Excerpts from a layout annotation set
┄┄┄┄┄┄┄┄┄┄
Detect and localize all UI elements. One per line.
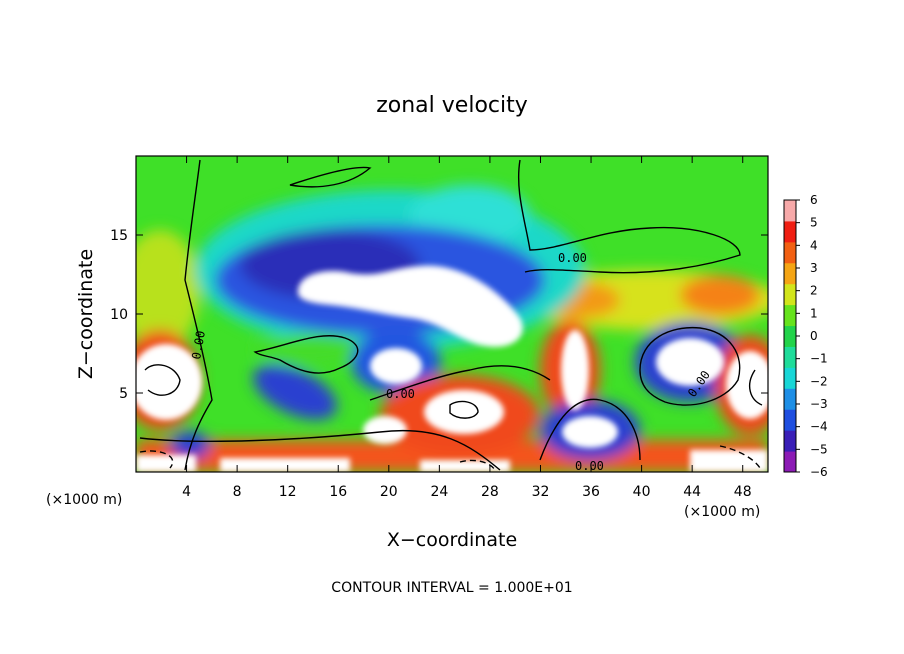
x-tick-label: 48	[734, 484, 752, 500]
y-tick-label: 10	[110, 307, 128, 323]
x-unit-left: (×1000 m)	[46, 492, 122, 508]
zero-contour-line	[253, 335, 359, 374]
zero-contour-line	[289, 166, 372, 188]
saturated-negative-core	[370, 348, 422, 384]
x-tick-label: 20	[380, 484, 398, 500]
colorbar-swatch	[784, 346, 796, 368]
positive-contour-line	[144, 364, 181, 396]
x-tick-label: 8	[233, 484, 242, 500]
colorbar-label: 4	[810, 238, 818, 252]
colorbar-swatch	[784, 409, 796, 431]
colorbar-label: 3	[810, 261, 818, 275]
colorbar-label: −3	[810, 397, 828, 411]
saturated-positive-core	[420, 460, 510, 472]
colorbar-label: −2	[810, 374, 828, 388]
negative-region	[170, 431, 210, 459]
colorbar-label: −1	[810, 352, 828, 366]
saturated-positive-core	[136, 455, 196, 472]
colorbar-swatch	[784, 262, 796, 285]
contour-lines	[139, 159, 763, 471]
positive-contour-line	[748, 369, 763, 406]
x-tick-label: 44	[683, 484, 701, 500]
negative-contour-line	[719, 445, 761, 469]
saturated-positive-core	[136, 344, 202, 420]
zero-contour-line	[369, 365, 551, 401]
colorbar-swatch	[784, 304, 796, 327]
y-tick-label: 5	[119, 386, 128, 402]
saturated-negative-core	[656, 338, 724, 386]
colorbar-label: 6	[810, 193, 818, 207]
colorbar-swatch	[784, 220, 796, 243]
saturated-positive-core	[424, 390, 504, 434]
zero-contour-line	[139, 429, 501, 471]
x-tick-label: 12	[279, 484, 297, 500]
x-tick-label: 32	[532, 484, 550, 500]
colorbar-label: −5	[810, 442, 828, 456]
colorbar-label: −6	[810, 465, 828, 479]
colorbar-swatch	[784, 241, 796, 264]
colorbar-swatch	[784, 200, 796, 222]
zero-contour-line	[539, 398, 641, 461]
contour-label: 0.00	[189, 330, 208, 361]
x-tick-label: 40	[633, 484, 651, 500]
colorbar-label: 0	[810, 329, 818, 343]
chart-title: zonal velocity	[376, 93, 528, 118]
negative-contour-line	[139, 450, 174, 469]
negative-contour-line	[459, 459, 496, 471]
saturated-positive-core	[220, 458, 350, 472]
saturated-positive-core	[363, 416, 407, 444]
colorbar-label: 2	[810, 284, 818, 298]
x-tick-label: 28	[481, 484, 499, 500]
saturated-negative-core	[562, 416, 618, 448]
positive-contour-line	[449, 400, 479, 419]
x-unit-right: (×1000 m)	[684, 504, 760, 520]
colorbar-swatch	[784, 283, 796, 306]
saturated-positive-core	[690, 450, 768, 472]
zero-contour-line	[517, 159, 741, 274]
heatmap-field: 0.00 0.00 0.00 0.00 0.00	[136, 156, 768, 473]
y-axis-title: Z−coordinate	[75, 249, 97, 379]
x-tick-label: 16	[329, 484, 347, 500]
positive-region	[680, 275, 760, 315]
colorbar: 6 5 4 3 2 1 0 −1 −2 −3 −4 −5 −6	[783, 193, 828, 479]
zero-contour-line	[639, 326, 741, 406]
colorbar-swatch	[784, 367, 796, 389]
contour-interval-note: CONTOUR INTERVAL = 1.000E+01	[331, 580, 572, 596]
colorbar-label: 1	[810, 306, 818, 320]
colorbar-swatch	[784, 451, 796, 473]
colorbar-label: 5	[810, 216, 818, 230]
colorbar-label: −4	[810, 420, 828, 434]
neutral-region	[255, 334, 365, 366]
colorbar-swatch	[784, 325, 796, 347]
contour-label: 0.00	[386, 387, 415, 401]
y-tick-label: 15	[110, 228, 128, 244]
saturated-negative-core	[297, 265, 523, 347]
zero-contour-line	[184, 159, 213, 471]
x-axis: 4 8 12 16 20 24 28 32 36 40 44 48	[182, 156, 752, 500]
contour-label: 0.00	[575, 459, 604, 473]
x-axis-title: X−coordinate	[387, 529, 517, 551]
colorbar-swatch	[784, 388, 796, 410]
negative-region	[253, 364, 337, 420]
x-tick-label: 4	[182, 484, 191, 500]
positive-region	[136, 230, 200, 350]
y-axis: 5 10 15	[110, 228, 768, 402]
x-tick-label: 24	[430, 484, 448, 500]
colorbar-swatch	[784, 430, 796, 452]
contour-label: 0.00	[558, 251, 587, 265]
saturated-positive-core	[561, 330, 589, 410]
x-tick-label: 36	[582, 484, 600, 500]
┄┄┄┄┄┄┄┄┄┄
Requirements
Reproduce the lines of the listing unchanged, starting at the line that contains "484, 752, 500]" and ending at the line that contains "93, 528, 118]", with both of those lines included.

Task solution
x-tick-label: 48	[734, 484, 752, 500]
y-tick-label: 10	[110, 307, 128, 323]
x-unit-left: (×1000 m)	[46, 492, 122, 508]
zero-contour-line	[253, 335, 359, 374]
zero-contour-line	[289, 166, 372, 188]
saturated-negative-core	[370, 348, 422, 384]
x-tick-label: 20	[380, 484, 398, 500]
colorbar-swatch	[784, 346, 796, 368]
positive-contour-line	[144, 364, 181, 396]
x-tick-label: 8	[233, 484, 242, 500]
colorbar-label: 4	[810, 238, 818, 252]
colorbar-swatch	[784, 409, 796, 431]
colorbar-label: 3	[810, 261, 818, 275]
colorbar-label: −3	[810, 397, 828, 411]
saturated-positive-core	[420, 460, 510, 472]
colorbar-label: −2	[810, 374, 828, 388]
negative-region	[170, 431, 210, 459]
colorbar-label: −1	[810, 352, 828, 366]
saturated-positive-core	[136, 455, 196, 472]
colorbar-swatch	[784, 262, 796, 285]
contour-lines	[139, 159, 763, 471]
positive-contour-line	[748, 369, 763, 406]
x-tick-label: 44	[683, 484, 701, 500]
negative-contour-line	[719, 445, 761, 469]
saturated-positive-core	[136, 344, 202, 420]
zero-contour-line	[369, 365, 551, 401]
colorbar-swatch	[784, 304, 796, 327]
y-tick-label: 5	[119, 386, 128, 402]
saturated-negative-core	[656, 338, 724, 386]
colorbar-label: 6	[810, 193, 818, 207]
colorbar-swatch	[784, 220, 796, 243]
saturated-positive-core	[424, 390, 504, 434]
zero-contour-line	[139, 429, 501, 471]
x-tick-label: 12	[279, 484, 297, 500]
x-tick-label: 32	[532, 484, 550, 500]
colorbar-label: −5	[810, 442, 828, 456]
colorbar-label: −6	[810, 465, 828, 479]
colorbar-swatch	[784, 241, 796, 264]
colorbar-swatch	[784, 200, 796, 222]
zero-contour-line	[539, 398, 641, 461]
contour-label: 0.00	[189, 330, 208, 361]
x-tick-label: 40	[633, 484, 651, 500]
colorbar-label: 0	[810, 329, 818, 343]
chart-title: zonal velocity	[376, 93, 528, 118]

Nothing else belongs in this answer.